* **Work instructions**: Your answer must be every line below, repeated exactly.

(Document page records)
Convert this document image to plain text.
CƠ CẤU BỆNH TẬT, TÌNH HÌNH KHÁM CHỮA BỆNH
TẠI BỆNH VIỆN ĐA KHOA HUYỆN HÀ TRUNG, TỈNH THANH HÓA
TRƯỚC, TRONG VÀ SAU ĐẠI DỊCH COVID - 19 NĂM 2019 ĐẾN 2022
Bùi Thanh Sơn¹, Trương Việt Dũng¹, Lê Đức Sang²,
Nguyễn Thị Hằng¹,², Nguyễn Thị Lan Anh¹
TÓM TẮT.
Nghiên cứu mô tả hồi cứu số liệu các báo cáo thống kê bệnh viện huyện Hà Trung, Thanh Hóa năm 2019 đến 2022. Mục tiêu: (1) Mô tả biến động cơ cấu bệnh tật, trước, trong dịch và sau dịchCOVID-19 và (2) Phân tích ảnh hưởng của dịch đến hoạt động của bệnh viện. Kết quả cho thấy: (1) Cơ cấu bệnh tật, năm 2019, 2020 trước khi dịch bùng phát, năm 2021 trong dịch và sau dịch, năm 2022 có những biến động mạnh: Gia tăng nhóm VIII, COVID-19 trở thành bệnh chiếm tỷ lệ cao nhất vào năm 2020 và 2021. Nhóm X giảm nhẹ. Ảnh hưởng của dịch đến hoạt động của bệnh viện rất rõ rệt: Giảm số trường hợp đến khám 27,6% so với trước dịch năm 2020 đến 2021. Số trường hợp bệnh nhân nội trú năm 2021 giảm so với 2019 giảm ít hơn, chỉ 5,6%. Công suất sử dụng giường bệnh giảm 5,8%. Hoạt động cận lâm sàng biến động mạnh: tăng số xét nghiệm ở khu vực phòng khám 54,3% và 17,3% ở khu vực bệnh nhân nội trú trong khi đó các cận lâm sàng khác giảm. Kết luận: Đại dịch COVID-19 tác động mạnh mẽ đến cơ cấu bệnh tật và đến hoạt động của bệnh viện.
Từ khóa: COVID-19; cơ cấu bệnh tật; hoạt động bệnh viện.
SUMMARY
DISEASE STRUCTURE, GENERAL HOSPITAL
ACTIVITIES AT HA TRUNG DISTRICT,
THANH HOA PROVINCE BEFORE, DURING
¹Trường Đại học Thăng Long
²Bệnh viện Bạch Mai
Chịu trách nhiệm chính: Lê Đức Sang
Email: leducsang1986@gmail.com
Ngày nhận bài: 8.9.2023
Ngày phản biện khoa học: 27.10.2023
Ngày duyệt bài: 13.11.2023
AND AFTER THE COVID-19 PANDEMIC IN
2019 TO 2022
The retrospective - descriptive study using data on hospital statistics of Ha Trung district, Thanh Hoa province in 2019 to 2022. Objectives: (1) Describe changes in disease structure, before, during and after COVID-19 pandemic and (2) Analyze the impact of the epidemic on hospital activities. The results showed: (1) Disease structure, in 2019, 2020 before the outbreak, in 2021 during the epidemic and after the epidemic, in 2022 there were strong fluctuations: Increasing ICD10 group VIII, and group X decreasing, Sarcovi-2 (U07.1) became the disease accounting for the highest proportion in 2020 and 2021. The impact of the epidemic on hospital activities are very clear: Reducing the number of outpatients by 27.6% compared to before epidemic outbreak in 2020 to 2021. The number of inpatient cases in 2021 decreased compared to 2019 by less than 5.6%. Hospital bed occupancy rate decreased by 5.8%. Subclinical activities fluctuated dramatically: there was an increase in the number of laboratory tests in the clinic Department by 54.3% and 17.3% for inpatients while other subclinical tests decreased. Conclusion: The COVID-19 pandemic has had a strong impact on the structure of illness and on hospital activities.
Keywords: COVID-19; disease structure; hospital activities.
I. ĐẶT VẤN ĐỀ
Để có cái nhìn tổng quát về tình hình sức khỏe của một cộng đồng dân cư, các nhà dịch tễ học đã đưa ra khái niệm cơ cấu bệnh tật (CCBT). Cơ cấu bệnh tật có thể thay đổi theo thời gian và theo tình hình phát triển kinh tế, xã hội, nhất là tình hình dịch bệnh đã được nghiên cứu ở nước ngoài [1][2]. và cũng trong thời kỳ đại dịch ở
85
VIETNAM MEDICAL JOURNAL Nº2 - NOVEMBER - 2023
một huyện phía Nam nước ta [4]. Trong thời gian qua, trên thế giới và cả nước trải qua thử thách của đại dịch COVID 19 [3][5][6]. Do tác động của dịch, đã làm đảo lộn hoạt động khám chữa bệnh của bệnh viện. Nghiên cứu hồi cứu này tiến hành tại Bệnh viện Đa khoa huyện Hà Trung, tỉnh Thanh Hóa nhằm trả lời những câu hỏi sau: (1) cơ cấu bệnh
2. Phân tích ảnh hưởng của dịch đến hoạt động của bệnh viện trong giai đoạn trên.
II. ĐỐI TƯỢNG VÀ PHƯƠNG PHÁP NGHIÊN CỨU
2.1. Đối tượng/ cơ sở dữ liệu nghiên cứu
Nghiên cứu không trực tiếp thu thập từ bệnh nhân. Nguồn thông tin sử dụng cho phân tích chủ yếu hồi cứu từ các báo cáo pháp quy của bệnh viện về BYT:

* **Final answer**:
Convert this document image to plain text.
CƠ CẤU BỆNH TẬT, TÌNH HÌNH KHÁM CHỮA BỆNH
TẠI BỆNH VIỆN ĐA KHOA HUYỆN HÀ TRUNG, TỈNH THANH HÓA
TRƯỚC, TRONG VÀ SAU ĐẠI DỊCH COVID - 19 NĂM 2019 ĐẾN 2022
Bùi Thanh Sơn¹, Trương Việt Dũng¹, Lê Đức Sang²,
Nguyễn Thị Hằng¹,², Nguyễn Thị Lan Anh¹
TÓM TẮT.
Nghiên cứu mô tả hồi cứu số liệu các báo cáo thống kê bệnh viện huyện Hà Trung, Thanh Hóa năm 2019 đến 2022. Mục tiêu: (1) Mô tả biến động cơ cấu bệnh tật, trước, trong dịch và sau dịchCOVID-19 và (2) Phân tích ảnh hưởng của dịch đến hoạt động của bệnh viện. Kết quả cho thấy: (1) Cơ cấu bệnh tật, năm 2019, 2020 trước khi dịch bùng phát, năm 2021 trong dịch và sau dịch, năm 2022 có những biến động mạnh: Gia tăng nhóm VIII, COVID-19 trở thành bệnh chiếm tỷ lệ cao nhất vào năm 2020 và 2021. Nhóm X giảm nhẹ. Ảnh hưởng của dịch đến hoạt động của bệnh viện rất rõ rệt: Giảm số trường hợp đến khám 27,6% so với trước dịch năm 2020 đến 2021. Số trường hợp bệnh nhân nội trú năm 2021 giảm so với 2019 giảm ít hơn, chỉ 5,6%. Công suất sử dụng giường bệnh giảm 5,8%. Hoạt động cận lâm sàng biến động mạnh: tăng số xét nghiệm ở khu vực phòng khám 54,3% và 17,3% ở khu vực bệnh nhân nội trú trong khi đó các cận lâm sàng khác giảm. Kết luận: Đại dịch COVID-19 tác động mạnh mẽ đến cơ cấu bệnh tật và đến hoạt động của bệnh viện.
Từ khóa: COVID-19; cơ cấu bệnh tật; hoạt động bệnh viện.
SUMMARY
DISEASE STRUCTURE, GENERAL HOSPITAL
ACTIVITIES AT HA TRUNG DISTRICT,
THANH HOA PROVINCE BEFORE, DURING
¹Trường Đại học Thăng Long
²Bệnh viện Bạch Mai
Chịu trách nhiệm chính: Lê Đức Sang
Email: leducsang1986@gmail.com
Ngày nhận bài: 8.9.2023
Ngày phản biện khoa học: 27.10.2023
Ngày duyệt bài: 13.11.2023
AND AFTER THE COVID-19 PANDEMIC IN
2019 TO 2022
The retrospective - descriptive study using data on hospital statistics of Ha Trung district, Thanh Hoa province in 2019 to 2022. Objectives: (1) Describe changes in disease structure, before, during and after COVID-19 pandemic and (2) Analyze the impact of the epidemic on hospital activities. The results showed: (1) Disease structure, in 2019, 2020 before the outbreak, in 2021 during the epidemic and after the epidemic, in 2022 there were strong fluctuations: Increasing ICD10 group VIII, and group X decreasing, Sarcovi-2 (U07.1) became the disease accounting for the highest proportion in 2020 and 2021. The impact of the epidemic on hospital activities are very clear: Reducing the number of outpatients by 27.6% compared to before epidemic outbreak in 2020 to 2021. The number of inpatient cases in 2021 decreased compared to 2019 by less than 5.6%. Hospital bed occupancy rate decreased by 5.8%. Subclinical activities fluctuated dramatically: there was an increase in the number of laboratory tests in the clinic Department by 54.3% and 17.3% for inpatients while other subclinical tests decreased. Conclusion: The COVID-19 pandemic has had a strong impact on the structure of illness and on hospital activities.
Keywords: COVID-19; disease structure; hospital activities.
I. ĐẶT VẤN ĐỀ
Để có cái nhìn tổng quát về tình hình sức khỏe của một cộng đồng dân cư, các nhà dịch tễ học đã đưa ra khái niệm cơ cấu bệnh tật (CCBT). Cơ cấu bệnh tật có thể thay đổi theo thời gian và theo tình hình phát triển kinh tế, xã hội, nhất là tình hình dịch bệnh đã được nghiên cứu ở nước ngoài [1][2]. và cũng trong thời kỳ đại dịch ở
85
VIETNAM MEDICAL JOURNAL Nº2 - NOVEMBER - 2023
một huyện phía Nam nước ta [4]. Trong thời gian qua, trên thế giới và cả nước trải qua thử thách của đại dịch COVID 19 [3][5][6]. Do tác động của dịch, đã làm đảo lộn hoạt động khám chữa bệnh của bệnh viện. Nghiên cứu hồi cứu này tiến hành tại Bệnh viện Đa khoa huyện Hà Trung, tỉnh Thanh Hóa nhằm trả lời những câu hỏi sau: (1) cơ cấu bệnh
2. Phân tích ảnh hưởng của dịch đến hoạt động của bệnh viện trong giai đoạn trên.
II. ĐỐI TƯỢNG VÀ PHƯƠNG PHÁP NGHIÊN CỨU
2.1. Đối tượng/ cơ sở dữ liệu nghiên cứu
Nghiên cứu không trực tiếp thu thập từ bệnh nhân. Nguồn thông tin sử dụng cho phân tích chủ yếu hồi cứu từ các báo cáo pháp quy của bệnh viện về BYT:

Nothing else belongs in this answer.